## Begin Data excerpts

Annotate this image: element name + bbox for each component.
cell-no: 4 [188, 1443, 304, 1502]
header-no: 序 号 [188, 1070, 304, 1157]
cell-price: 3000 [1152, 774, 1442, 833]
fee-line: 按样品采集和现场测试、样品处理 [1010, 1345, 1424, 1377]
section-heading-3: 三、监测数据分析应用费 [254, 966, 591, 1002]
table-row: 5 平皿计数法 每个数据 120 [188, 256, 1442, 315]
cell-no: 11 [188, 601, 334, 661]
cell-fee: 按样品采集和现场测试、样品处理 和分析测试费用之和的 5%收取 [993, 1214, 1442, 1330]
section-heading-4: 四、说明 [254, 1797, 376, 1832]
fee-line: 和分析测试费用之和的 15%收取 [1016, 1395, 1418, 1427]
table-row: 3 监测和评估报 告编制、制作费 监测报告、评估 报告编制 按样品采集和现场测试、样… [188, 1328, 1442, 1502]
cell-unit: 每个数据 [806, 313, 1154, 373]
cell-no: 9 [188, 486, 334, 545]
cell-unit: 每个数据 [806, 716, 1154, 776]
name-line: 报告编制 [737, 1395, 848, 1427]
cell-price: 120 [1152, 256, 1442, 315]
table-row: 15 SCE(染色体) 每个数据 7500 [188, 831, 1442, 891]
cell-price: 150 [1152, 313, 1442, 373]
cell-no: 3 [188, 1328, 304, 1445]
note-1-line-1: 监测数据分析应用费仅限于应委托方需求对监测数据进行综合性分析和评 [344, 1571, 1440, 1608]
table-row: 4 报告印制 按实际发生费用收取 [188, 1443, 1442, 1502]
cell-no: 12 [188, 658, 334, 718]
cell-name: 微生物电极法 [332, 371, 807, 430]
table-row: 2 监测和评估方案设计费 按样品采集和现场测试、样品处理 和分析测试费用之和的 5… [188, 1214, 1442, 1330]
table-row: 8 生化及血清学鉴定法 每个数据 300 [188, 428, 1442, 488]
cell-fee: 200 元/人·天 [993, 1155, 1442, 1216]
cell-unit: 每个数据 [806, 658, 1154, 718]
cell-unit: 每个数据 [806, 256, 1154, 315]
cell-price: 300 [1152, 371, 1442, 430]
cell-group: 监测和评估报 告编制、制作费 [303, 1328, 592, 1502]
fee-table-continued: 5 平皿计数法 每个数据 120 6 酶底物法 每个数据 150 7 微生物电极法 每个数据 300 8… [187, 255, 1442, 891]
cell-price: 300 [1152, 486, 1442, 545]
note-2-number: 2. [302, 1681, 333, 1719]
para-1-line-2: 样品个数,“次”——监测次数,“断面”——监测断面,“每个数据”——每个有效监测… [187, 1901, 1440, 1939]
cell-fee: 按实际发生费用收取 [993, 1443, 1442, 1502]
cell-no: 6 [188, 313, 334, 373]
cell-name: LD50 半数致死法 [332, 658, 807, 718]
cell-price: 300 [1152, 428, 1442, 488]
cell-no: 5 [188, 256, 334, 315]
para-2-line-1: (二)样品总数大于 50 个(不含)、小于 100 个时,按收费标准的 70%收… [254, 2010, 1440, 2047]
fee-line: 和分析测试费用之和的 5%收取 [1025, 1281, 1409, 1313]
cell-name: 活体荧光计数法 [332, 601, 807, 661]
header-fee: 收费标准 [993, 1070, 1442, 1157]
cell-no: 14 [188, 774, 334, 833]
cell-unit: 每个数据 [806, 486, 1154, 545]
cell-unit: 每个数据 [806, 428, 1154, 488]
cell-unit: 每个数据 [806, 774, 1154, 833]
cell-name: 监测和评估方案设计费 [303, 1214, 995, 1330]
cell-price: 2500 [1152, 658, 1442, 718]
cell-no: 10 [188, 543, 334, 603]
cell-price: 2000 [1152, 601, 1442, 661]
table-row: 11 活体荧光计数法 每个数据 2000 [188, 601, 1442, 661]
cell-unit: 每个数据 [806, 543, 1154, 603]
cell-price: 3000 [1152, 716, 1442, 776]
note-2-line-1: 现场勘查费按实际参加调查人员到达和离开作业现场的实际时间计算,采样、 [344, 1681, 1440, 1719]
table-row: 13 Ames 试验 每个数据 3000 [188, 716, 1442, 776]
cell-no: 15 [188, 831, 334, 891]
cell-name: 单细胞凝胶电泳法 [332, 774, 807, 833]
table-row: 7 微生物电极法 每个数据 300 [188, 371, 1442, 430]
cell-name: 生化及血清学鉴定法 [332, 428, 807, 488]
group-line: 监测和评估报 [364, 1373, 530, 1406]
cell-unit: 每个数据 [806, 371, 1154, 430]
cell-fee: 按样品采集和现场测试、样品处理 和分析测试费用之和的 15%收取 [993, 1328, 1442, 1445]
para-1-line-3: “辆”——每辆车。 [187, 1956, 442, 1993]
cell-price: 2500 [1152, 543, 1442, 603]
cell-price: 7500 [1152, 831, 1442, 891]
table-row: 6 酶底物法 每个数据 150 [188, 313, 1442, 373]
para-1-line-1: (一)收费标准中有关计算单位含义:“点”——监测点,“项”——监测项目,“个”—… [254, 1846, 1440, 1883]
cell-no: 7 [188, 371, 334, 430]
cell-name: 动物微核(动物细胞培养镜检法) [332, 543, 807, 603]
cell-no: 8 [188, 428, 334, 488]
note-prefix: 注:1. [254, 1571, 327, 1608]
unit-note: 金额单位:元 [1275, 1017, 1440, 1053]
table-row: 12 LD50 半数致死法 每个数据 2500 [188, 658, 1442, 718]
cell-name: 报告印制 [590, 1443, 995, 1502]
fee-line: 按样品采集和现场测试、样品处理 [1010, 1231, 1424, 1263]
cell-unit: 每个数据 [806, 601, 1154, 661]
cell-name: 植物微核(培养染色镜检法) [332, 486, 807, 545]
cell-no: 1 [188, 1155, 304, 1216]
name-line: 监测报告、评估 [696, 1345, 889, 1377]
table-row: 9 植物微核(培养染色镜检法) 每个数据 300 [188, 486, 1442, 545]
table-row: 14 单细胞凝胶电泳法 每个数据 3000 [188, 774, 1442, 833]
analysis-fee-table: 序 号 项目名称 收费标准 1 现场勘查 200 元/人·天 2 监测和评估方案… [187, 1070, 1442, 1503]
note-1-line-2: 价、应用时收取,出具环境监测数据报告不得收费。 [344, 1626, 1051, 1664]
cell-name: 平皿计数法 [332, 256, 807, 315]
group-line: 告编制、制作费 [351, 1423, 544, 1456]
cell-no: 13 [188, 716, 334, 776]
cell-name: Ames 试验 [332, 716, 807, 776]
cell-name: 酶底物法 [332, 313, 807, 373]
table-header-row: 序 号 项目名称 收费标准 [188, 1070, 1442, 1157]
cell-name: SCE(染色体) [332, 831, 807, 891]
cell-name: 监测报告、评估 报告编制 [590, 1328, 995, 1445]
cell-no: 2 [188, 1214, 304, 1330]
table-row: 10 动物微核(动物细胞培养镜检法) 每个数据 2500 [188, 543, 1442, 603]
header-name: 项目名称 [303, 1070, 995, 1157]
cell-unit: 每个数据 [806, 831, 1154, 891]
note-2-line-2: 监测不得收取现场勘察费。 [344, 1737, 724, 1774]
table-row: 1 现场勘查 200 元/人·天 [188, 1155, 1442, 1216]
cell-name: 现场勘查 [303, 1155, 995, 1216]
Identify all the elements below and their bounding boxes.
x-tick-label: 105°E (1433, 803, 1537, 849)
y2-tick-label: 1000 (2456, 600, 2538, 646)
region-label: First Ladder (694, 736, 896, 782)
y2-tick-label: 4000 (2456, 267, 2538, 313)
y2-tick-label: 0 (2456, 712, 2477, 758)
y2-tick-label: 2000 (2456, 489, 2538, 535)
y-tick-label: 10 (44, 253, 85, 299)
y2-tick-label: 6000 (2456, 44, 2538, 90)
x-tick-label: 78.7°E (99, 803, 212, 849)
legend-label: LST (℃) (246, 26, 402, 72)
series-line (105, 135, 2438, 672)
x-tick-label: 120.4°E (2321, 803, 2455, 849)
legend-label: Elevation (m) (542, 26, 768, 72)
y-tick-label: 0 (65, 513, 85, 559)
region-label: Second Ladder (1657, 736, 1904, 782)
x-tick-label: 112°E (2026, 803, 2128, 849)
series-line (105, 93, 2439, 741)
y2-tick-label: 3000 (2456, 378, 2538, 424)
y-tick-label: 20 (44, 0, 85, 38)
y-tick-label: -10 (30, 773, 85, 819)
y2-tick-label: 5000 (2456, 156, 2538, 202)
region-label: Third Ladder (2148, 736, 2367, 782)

## End Data excerpts

## Objective:
Reproduce the records verbatim from the first line through the line containing "table-row: 15 SCE(染色体)", with both ends included.

## In response:
Annotate this image: element name + bbox for each component.
cell-no: 4 [188, 1443, 304, 1502]
header-no: 序 号 [188, 1070, 304, 1157]
cell-price: 3000 [1152, 774, 1442, 833]
fee-line: 按样品采集和现场测试、样品处理 [1010, 1345, 1424, 1377]
section-heading-3: 三、监测数据分析应用费 [254, 966, 591, 1002]
table-row: 5 平皿计数法 每个数据 120 [188, 256, 1442, 315]
cell-no: 11 [188, 601, 334, 661]
cell-fee: 按样品采集和现场测试、样品处理 和分析测试费用之和的 5%收取 [993, 1214, 1442, 1330]
section-heading-4: 四、说明 [254, 1797, 376, 1832]
fee-line: 和分析测试费用之和的 15%收取 [1016, 1395, 1418, 1427]
table-row: 3 监测和评估报 告编制、制作费 监测报告、评估 报告编制 按样品采集和现场测试、样… [188, 1328, 1442, 1502]
cell-unit: 每个数据 [806, 313, 1154, 373]
cell-no: 9 [188, 486, 334, 545]
cell-unit: 每个数据 [806, 716, 1154, 776]
name-line: 报告编制 [737, 1395, 848, 1427]
cell-price: 120 [1152, 256, 1442, 315]
table-row: 15 SCE(染色体) 每个数据 7500 [188, 831, 1442, 891]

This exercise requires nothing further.